*Working data*
::::

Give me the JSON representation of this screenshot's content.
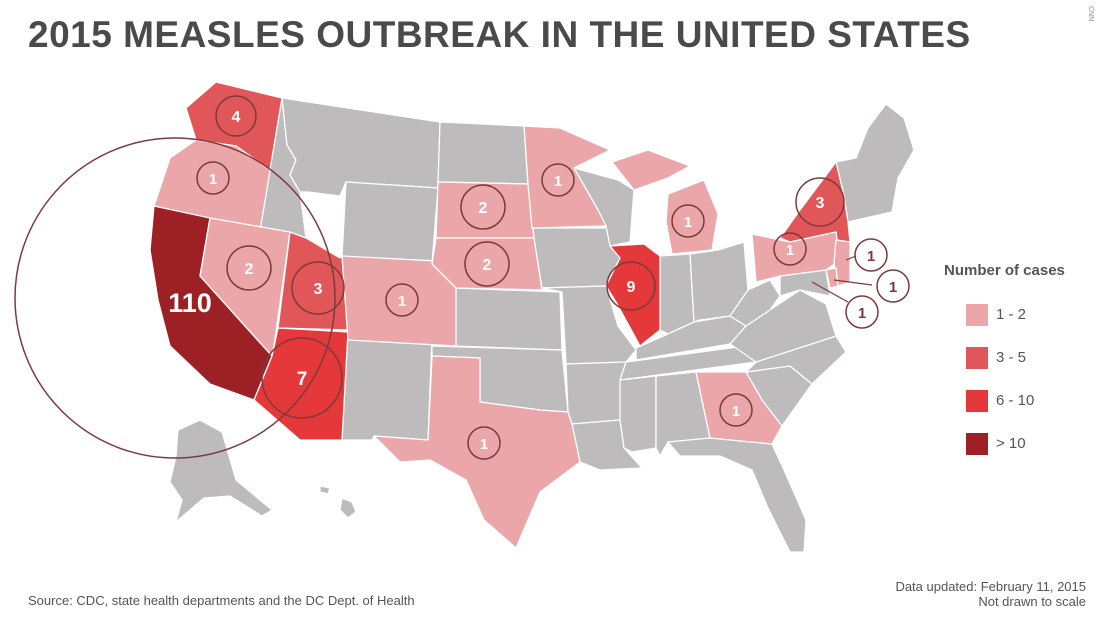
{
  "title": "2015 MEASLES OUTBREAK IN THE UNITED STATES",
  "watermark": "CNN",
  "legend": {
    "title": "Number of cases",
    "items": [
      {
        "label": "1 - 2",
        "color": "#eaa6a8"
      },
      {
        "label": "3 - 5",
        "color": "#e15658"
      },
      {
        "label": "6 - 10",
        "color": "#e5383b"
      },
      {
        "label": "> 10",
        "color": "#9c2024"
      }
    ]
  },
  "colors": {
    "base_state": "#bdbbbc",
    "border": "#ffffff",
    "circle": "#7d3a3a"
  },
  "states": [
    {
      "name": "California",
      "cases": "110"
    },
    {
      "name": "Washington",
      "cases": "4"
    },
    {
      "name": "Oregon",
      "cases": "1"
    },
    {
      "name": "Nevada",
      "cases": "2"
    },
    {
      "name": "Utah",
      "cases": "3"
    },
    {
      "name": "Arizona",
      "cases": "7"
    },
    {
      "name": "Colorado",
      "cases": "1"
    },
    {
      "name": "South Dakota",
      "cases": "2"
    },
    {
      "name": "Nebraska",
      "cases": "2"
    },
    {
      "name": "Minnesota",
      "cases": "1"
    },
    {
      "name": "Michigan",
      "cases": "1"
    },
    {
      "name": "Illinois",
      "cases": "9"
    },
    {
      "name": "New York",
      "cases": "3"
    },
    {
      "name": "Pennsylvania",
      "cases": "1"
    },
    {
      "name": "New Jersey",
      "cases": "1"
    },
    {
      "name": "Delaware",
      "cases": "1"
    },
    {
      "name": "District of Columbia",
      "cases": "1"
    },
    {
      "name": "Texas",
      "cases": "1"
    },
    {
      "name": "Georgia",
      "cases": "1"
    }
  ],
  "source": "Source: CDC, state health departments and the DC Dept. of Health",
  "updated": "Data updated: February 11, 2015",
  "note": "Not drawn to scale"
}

::::

*What is being asked*
What is the number of lines in the data that hold the string "title"? Answer with the number only.

*Result*
2